Collect all lines containing the word "francesa" from the data.

-- RECORDS PROVIDED --
___

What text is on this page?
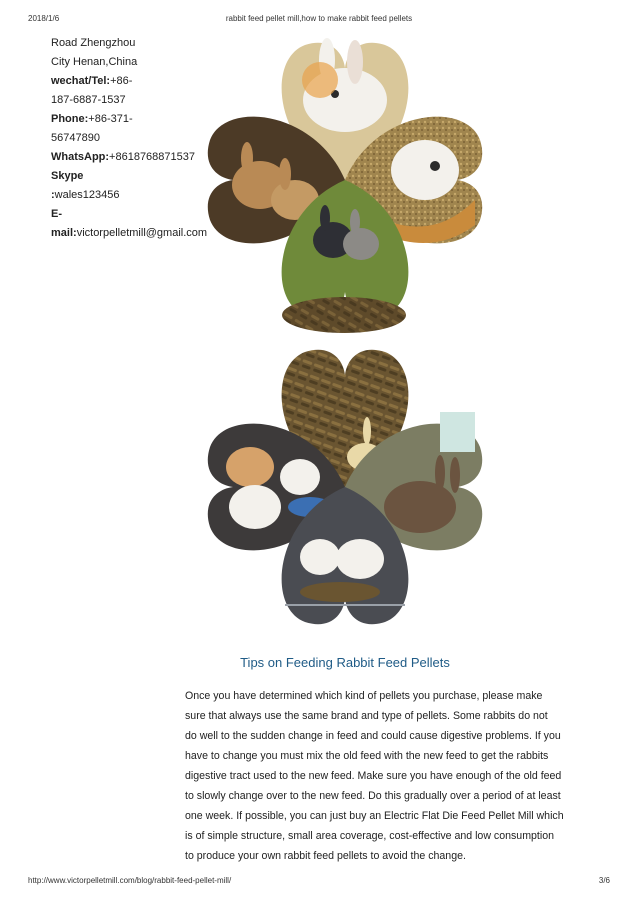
2018/1/6	rabbit feed pellet mill,how to make rabbit feed pellets
Road Zhengzhou
City Henan,China
wechat/Tel:+86-
187-6887-1537
Phone:+86-371-
56747890
WhatsApp:+8618768871537
Skype
:wales123456
E-
mail:victorpelletmill@gmail.com
Tips on Feeding Rabbit Feed Pellets
Once you have determined which kind of pellets you purchase, please make
sure that always use the same brand and type of pellets. Some rabbits do not
do well to the sudden change in feed and could cause digestive problems. If you
have to change you must mix the old feed with the new feed to get the rabbits
digestive tract used to the new feed. Make sure you have enough of the old feed
to slowly change over to the new feed. Do this gradually over a period of at least
one week. If possible, you can just buy an Electric Flat Die Feed Pellet Mill which
is of simple structure, small area coverage, cost-effective and low consumption
to produce your own rabbit feed pellets to avoid the change.
http://www.victorpelletmill.com/blog/rabbit-feed-pellet-mill/	3/6
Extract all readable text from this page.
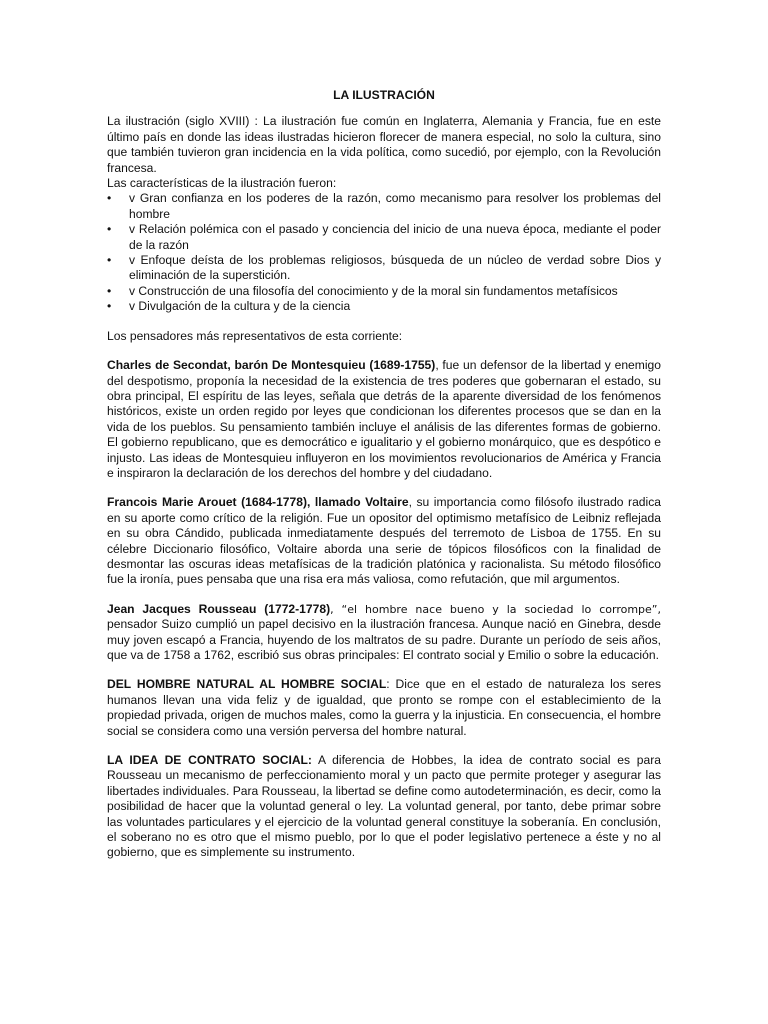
LA ILUSTRACIÓN

La ilustración (siglo XVIII) : La ilustración fue común en Inglaterra, Alemania y Francia, fue en este último país en donde las ideas ilustradas hicieron florecer de manera especial, no solo la cultura, sino que también tuvieron gran incidencia en la vida política, como sucedió, por ejemplo, con la Revolución francesa.

Las características de la ilustración fueron:

• v Gran confianza en los poderes de la razón, como mecanismo para resolver los problemas del hombre
• v Relación polémica con el pasado y conciencia del inicio de una nueva época, mediante el poder de la razón
• v Enfoque deísta de los problemas religiosos, búsqueda de un núcleo de verdad sobre Dios y eliminación de la superstición.
• v Construcción de una filosofía del conocimiento y de la moral sin fundamentos metafísicos
• v Divulgación de la cultura y de la ciencia

Los pensadores más representativos de esta corriente:

Charles de Secondat, barón De Montesquieu (1689-1755), fue un defensor de la libertad y enemigo del despotismo, proponía la necesidad de la existencia de tres poderes que gobernaran el estado, su obra principal, El espíritu de las leyes, señala que detrás de la aparente diversidad de los fenómenos históricos, existe un orden regido por leyes que condicionan los diferentes procesos que se dan en la vida de los pueblos. Su pensamiento también incluye el análisis de las diferentes formas de gobierno. El gobierno republicano, que es democrático e igualitario y el gobierno monárquico, que es despótico e injusto. Las ideas de Montesquieu influyeron en los movimientos revolucionarios de América y Francia e inspiraron la declaración de los derechos del hombre y del ciudadano.

Francois Marie Arouet (1684-1778), llamado Voltaire, su importancia como filósofo ilustrado radica en su aporte como crítico de la religión. Fue un opositor del optimismo metafísico de Leibniz reflejada en su obra Cándido, publicada inmediatamente después del terremoto de Lisboa de 1755. En su célebre Diccionario filosófico, Voltaire aborda una serie de tópicos filosóficos con la finalidad de desmontar las oscuras ideas metafísicas de la tradición platónica y racionalista. Su método filosófico fue la ironía, pues pensaba que una risa era más valiosa, como refutación, que mil argumentos.

Jean Jacques Rousseau (1772-1778), “el hombre nace bueno y la sociedad lo corrompe”, pensador Suizo cumplió un papel decisivo en la ilustración francesa. Aunque nació en Ginebra, desde muy joven escapó a Francia, huyendo de los maltratos de su padre. Durante un período de seis años, que va de 1758 a 1762, escribió sus obras principales: El contrato social y Emilio o sobre la educación.

DEL HOMBRE NATURAL AL HOMBRE SOCIAL: Dice que en el estado de naturaleza los seres humanos llevan una vida feliz y de igualdad, que pronto se rompe con el establecimiento de la propiedad privada, origen de muchos males, como la guerra y la injusticia. En consecuencia, el hombre social se considera como una versión perversa del hombre natural.

LA IDEA DE CONTRATO SOCIAL: A diferencia de Hobbes, la idea de contrato social es para Rousseau un mecanismo de perfeccionamiento moral y un pacto que permite proteger y asegurar las libertades individuales. Para Rousseau, la libertad se define como autodeterminación, es decir, como la posibilidad de hacer que la voluntad general o ley. La voluntad general, por tanto, debe primar sobre las voluntades particulares y el ejercicio de la voluntad general constituye la soberanía. En conclusión, el soberano no es otro que el mismo pueblo, por lo que el poder legislativo pertenece a éste y no al gobierno, que es simplemente su instrumento.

___

-- ANSWER TO THE EXERCISE --
La ilustración (siglo XVIII) : La ilustración fue común en Inglaterra, Alemania y Francia, fue en este último país en donde las ideas ilustradas hicieron florecer de manera especial, no solo la cultura, sino que también tuvieron gran incidencia en la vida política, como sucedió, por ejemplo, con la Revolución francesa.
Jean Jacques Rousseau (1772-1778), “el hombre nace bueno y la sociedad lo corrompe”, pensador Suizo cumplió un papel decisivo en la ilustración francesa. Aunque nació en Ginebra, desde muy joven escapó a Francia, huyendo de los maltratos de su padre. Durante un período de seis años, que va de 1758 a 1762, escribió sus obras principales: El contrato social y Emilio o sobre la educación.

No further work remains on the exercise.